- **TASK DESCRIPTION**
Copy each line of the records that contains the word "médaille".

- **GIVEN INFORMATION**
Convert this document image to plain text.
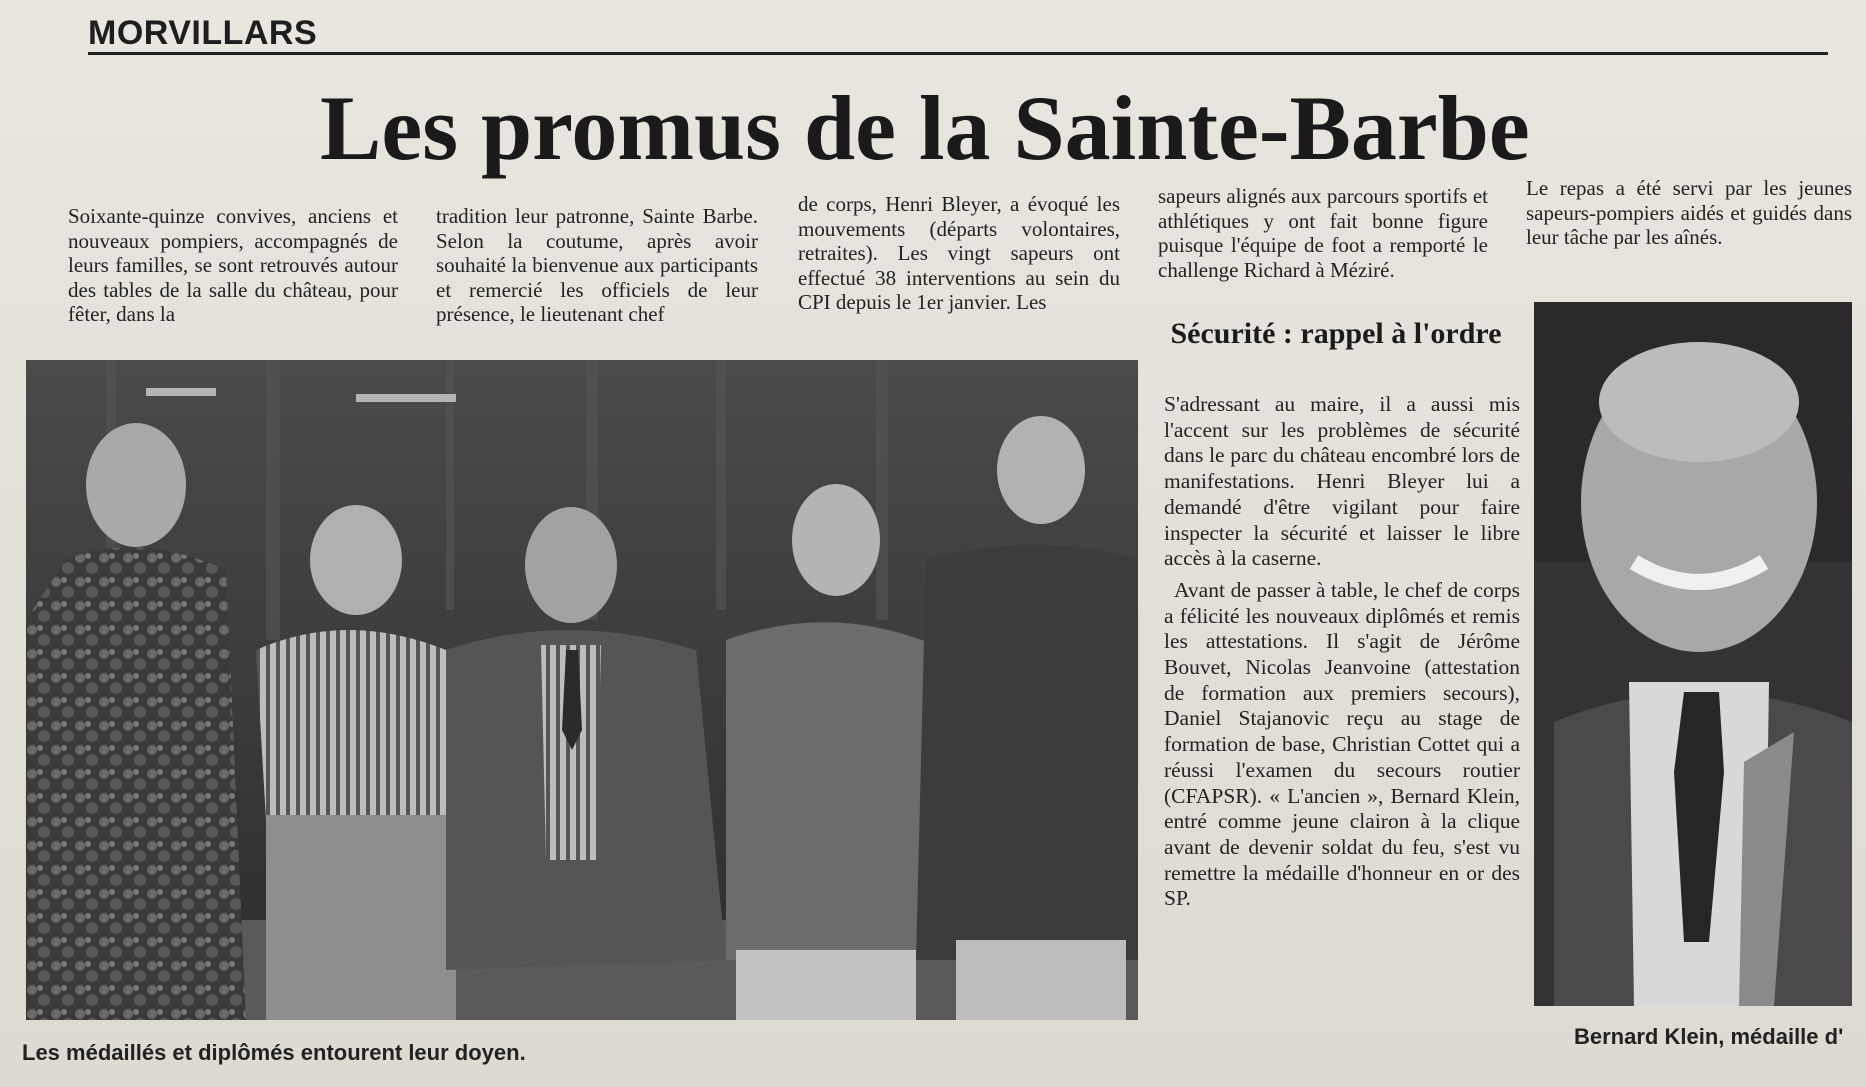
MORVILLARS
Les promus de la Sainte-Barbe

Soixante-quinze convives, anciens et nouveaux pompiers, accompagnés de leurs familles, se sont retrouvés autour des tables de la salle du château, pour fêter, dans la

tradition leur patronne, Sainte Barbe. Selon la coutume, après avoir souhaité la bienvenue aux participants et remercié les officiels de leur présence, le lieutenant chef

de corps, Henri Bleyer, a évoqué les mouvements (départs volontaires, retraites). Les vingt sapeurs ont effectué 38 interventions au sein du CPI depuis le 1er janvier. Les

sapeurs alignés aux parcours sportifs et athlétiques y ont fait bonne figure puisque l'équipe de foot a remporté le challenge Richard à Méziré.

Le repas a été servi par les jeunes sapeurs-pompiers aidés et guidés dans leur tâche par les aînés.

Sécurité : rappel à l'ordre

S'adressant au maire, il a aussi mis l'accent sur les problèmes de sécurité dans le parc du château encombré lors de manifestations. Henri Bleyer lui a demandé d'être vigilant pour faire inspecter la sécurité et laisser le libre accès à la caserne.

Avant de passer à table, le chef de corps a félicité les nouveaux diplômés et remis les attestations. Il s'agit de Jérôme Bouvet, Nicolas Jeanvoine (attestation de formation aux premiers secours), Daniel Stajanovic reçu au stage de formation de base, Christian Cottet qui a réussi l'examen du secours routier (CFAPSR). « L'ancien », Bernard Klein, entré comme jeune clairon à la clique avant de devenir soldat du feu, s'est vu remettre la médaille d'honneur en or des SP.

Les médaillés et diplômés entourent leur doyen.
Bernard Klein, médaille d'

- **SOLUTION TO THIS TASK**
Avant de passer à table, le chef de corps a félicité les nouveaux diplômés et remis les attestations. Il s'agit de Jérôme Bouvet, Nicolas Jeanvoine (attestation de formation aux premiers secours), Daniel Stajanovic reçu au stage de formation de base, Christian Cottet qui a réussi l'examen du secours routier (CFAPSR). « L'ancien », Bernard Klein, entré comme jeune clairon à la clique avant de devenir soldat du feu, s'est vu remettre la médaille d'honneur en or des SP.
Bernard Klein, médaille d'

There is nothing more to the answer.